## EXERCISE GOAL
Copy the full set of lines exactly as given.

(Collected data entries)
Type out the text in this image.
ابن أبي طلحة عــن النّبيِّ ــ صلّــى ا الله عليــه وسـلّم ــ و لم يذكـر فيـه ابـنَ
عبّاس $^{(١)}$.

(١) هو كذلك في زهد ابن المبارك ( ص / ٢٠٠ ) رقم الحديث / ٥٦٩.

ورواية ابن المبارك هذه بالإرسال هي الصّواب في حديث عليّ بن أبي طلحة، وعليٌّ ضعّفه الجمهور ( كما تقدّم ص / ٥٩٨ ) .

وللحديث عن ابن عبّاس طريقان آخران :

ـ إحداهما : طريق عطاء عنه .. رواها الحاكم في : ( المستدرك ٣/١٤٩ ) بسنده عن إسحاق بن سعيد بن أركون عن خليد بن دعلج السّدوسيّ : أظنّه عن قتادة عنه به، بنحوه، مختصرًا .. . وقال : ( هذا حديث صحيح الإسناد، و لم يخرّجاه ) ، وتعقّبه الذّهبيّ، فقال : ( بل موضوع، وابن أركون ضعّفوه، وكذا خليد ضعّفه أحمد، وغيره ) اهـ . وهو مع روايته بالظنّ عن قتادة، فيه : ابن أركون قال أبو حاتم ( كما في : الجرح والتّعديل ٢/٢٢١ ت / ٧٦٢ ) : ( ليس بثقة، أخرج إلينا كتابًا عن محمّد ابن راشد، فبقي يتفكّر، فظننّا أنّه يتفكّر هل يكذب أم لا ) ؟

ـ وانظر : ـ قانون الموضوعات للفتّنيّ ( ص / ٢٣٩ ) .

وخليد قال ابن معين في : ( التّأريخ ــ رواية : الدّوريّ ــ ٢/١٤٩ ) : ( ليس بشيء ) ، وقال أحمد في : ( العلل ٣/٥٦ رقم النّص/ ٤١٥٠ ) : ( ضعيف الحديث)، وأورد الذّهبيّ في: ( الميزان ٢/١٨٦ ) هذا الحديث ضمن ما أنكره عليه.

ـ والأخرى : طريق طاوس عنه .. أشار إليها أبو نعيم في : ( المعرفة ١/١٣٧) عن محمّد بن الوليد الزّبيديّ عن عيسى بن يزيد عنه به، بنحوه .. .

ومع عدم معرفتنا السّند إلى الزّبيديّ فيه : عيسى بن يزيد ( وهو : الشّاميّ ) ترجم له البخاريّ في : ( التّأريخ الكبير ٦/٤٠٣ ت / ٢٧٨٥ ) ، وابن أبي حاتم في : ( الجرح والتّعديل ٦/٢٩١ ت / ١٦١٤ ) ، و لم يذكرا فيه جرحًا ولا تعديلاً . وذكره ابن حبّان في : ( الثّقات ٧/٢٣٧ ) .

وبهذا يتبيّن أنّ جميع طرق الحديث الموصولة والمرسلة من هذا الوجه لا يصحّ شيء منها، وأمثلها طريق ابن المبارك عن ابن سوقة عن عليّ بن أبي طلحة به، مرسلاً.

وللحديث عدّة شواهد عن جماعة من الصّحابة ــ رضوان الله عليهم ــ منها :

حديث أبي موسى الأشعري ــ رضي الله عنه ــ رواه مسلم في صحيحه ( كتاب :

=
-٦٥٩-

## SOLUTION BELOW
Type out the text in this image.
ابن أبي طلحة عــن النّبيِّ ــ صلّــى ا الله عليــه وسـلّم ــ و لم يذكـر فيـه ابـنَ
عبّاس $^{(١)}$.

(١) هو كذلك في زهد ابن المبارك ( ص / ٢٠٠ ) رقم الحديث / ٥٦٩.

ورواية ابن المبارك هذه بالإرسال هي الصّواب في حديث عليّ بن أبي طلحة، وعليٌّ ضعّفه الجمهور ( كما تقدّم ص / ٥٩٨ ) .

وللحديث عن ابن عبّاس طريقان آخران :

ـ إحداهما : طريق عطاء عنه .. رواها الحاكم في : ( المستدرك ٣/١٤٩ ) بسنده عن إسحاق بن سعيد بن أركون عن خليد بن دعلج السّدوسيّ : أظنّه عن قتادة عنه به، بنحوه، مختصرًا .. . وقال : ( هذا حديث صحيح الإسناد، و لم يخرّجاه ) ، وتعقّبه الذّهبيّ، فقال : ( بل موضوع، وابن أركون ضعّفوه، وكذا خليد ضعّفه أحمد، وغيره ) اهـ . وهو مع روايته بالظنّ عن قتادة، فيه : ابن أركون قال أبو حاتم ( كما في : الجرح والتّعديل ٢/٢٢١ ت / ٧٦٢ ) : ( ليس بثقة، أخرج إلينا كتابًا عن محمّد ابن راشد، فبقي يتفكّر، فظننّا أنّه يتفكّر هل يكذب أم لا ) ؟

ـ وانظر : ـ قانون الموضوعات للفتّنيّ ( ص / ٢٣٩ ) .

وخليد قال ابن معين في : ( التّأريخ ــ رواية : الدّوريّ ــ ٢/١٤٩ ) : ( ليس بشيء ) ، وقال أحمد في : ( العلل ٣/٥٦ رقم النّص/ ٤١٥٠ ) : ( ضعيف الحديث)، وأورد الذّهبيّ في: ( الميزان ٢/١٨٦ ) هذا الحديث ضمن ما أنكره عليه.

ـ والأخرى : طريق طاوس عنه .. أشار إليها أبو نعيم في : ( المعرفة ١/١٣٧) عن محمّد بن الوليد الزّبيديّ عن عيسى بن يزيد عنه به، بنحوه .. .

ومع عدم معرفتنا السّند إلى الزّبيديّ فيه : عيسى بن يزيد ( وهو : الشّاميّ ) ترجم له البخاريّ في : ( التّأريخ الكبير ٦/٤٠٣ ت / ٢٧٨٥ ) ، وابن أبي حاتم في : ( الجرح والتّعديل ٦/٢٩١ ت / ١٦١٤ ) ، و لم يذكرا فيه جرحًا ولا تعديلاً . وذكره ابن حبّان في : ( الثّقات ٧/٢٣٧ ) .

وبهذا يتبيّن أنّ جميع طرق الحديث الموصولة والمرسلة من هذا الوجه لا يصحّ شيء منها، وأمثلها طريق ابن المبارك عن ابن سوقة عن عليّ بن أبي طلحة به، مرسلاً.

وللحديث عدّة شواهد عن جماعة من الصّحابة ــ رضوان الله عليهم ــ منها :

حديث أبي موسى الأشعري ــ رضي الله عنه ــ رواه مسلم في صحيحه ( كتاب :

=
-٦٥٩-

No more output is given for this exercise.